─── PROVIDED MATERIAL

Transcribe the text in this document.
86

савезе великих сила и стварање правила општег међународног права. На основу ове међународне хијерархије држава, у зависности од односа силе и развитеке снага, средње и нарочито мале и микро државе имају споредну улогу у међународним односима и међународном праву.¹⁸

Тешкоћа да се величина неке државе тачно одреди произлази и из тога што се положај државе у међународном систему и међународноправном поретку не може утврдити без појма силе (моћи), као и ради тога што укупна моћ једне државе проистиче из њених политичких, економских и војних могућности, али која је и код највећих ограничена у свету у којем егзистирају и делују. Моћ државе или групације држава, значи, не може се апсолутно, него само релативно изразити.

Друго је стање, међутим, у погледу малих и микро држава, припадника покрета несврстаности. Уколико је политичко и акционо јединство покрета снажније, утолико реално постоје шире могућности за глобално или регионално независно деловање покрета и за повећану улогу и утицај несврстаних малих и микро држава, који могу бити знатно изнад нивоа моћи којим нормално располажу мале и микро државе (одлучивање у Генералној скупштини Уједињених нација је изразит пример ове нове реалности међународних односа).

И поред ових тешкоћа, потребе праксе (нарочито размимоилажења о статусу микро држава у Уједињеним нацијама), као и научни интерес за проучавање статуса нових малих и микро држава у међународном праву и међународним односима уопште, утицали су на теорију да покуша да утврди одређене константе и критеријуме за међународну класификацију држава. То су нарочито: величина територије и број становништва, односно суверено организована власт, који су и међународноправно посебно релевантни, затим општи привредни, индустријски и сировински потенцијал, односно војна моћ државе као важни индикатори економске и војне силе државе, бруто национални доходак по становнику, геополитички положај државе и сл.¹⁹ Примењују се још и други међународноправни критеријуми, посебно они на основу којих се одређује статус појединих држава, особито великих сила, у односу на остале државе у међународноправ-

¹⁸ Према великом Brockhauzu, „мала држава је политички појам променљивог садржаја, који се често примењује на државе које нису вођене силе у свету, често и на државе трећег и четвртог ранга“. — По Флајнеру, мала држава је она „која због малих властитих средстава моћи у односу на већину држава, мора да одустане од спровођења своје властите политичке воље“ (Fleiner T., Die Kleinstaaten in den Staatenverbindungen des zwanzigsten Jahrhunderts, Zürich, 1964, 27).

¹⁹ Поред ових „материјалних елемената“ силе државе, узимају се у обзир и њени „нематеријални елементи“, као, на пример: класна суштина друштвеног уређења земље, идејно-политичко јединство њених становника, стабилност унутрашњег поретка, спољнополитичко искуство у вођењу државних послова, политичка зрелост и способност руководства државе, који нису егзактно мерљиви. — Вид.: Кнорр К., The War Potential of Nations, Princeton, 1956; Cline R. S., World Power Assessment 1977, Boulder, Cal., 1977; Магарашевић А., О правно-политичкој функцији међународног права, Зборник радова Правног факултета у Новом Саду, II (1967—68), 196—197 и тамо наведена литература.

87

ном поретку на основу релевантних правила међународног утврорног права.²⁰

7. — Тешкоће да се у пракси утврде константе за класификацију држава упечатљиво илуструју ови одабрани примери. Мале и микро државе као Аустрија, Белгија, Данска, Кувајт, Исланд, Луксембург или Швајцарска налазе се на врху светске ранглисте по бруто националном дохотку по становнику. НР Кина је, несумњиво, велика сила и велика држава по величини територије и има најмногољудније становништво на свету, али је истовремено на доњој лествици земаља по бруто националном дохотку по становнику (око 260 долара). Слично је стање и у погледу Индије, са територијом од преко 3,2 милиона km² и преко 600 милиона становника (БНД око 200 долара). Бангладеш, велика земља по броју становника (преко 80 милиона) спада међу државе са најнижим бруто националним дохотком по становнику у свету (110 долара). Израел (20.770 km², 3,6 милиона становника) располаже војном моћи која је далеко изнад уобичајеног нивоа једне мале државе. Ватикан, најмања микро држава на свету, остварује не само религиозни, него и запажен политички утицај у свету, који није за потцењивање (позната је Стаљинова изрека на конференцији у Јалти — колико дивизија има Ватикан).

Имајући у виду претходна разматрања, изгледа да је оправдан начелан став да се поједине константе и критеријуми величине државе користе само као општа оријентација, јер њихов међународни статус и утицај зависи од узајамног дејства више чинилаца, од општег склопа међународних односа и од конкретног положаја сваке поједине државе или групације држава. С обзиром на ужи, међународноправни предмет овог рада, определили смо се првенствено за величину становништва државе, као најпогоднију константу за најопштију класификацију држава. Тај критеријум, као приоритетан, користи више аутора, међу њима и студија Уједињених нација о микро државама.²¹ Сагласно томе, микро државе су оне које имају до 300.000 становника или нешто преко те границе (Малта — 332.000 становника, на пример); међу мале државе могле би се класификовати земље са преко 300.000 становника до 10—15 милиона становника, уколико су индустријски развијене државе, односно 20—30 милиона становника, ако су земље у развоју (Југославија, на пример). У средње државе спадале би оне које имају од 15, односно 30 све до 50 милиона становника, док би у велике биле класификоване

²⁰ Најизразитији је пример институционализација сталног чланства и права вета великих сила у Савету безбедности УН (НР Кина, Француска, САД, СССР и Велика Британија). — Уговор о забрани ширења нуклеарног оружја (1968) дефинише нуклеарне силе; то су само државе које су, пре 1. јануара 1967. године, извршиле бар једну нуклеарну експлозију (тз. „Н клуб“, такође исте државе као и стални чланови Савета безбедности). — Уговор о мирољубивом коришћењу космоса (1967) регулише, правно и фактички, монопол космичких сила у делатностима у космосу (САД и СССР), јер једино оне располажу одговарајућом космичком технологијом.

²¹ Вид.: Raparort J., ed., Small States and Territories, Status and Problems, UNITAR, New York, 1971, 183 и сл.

──────

> EXERCISE DETAILS
State, as a number only, how many lines in the entries include "правила".

> WRITTEN ANSWER
2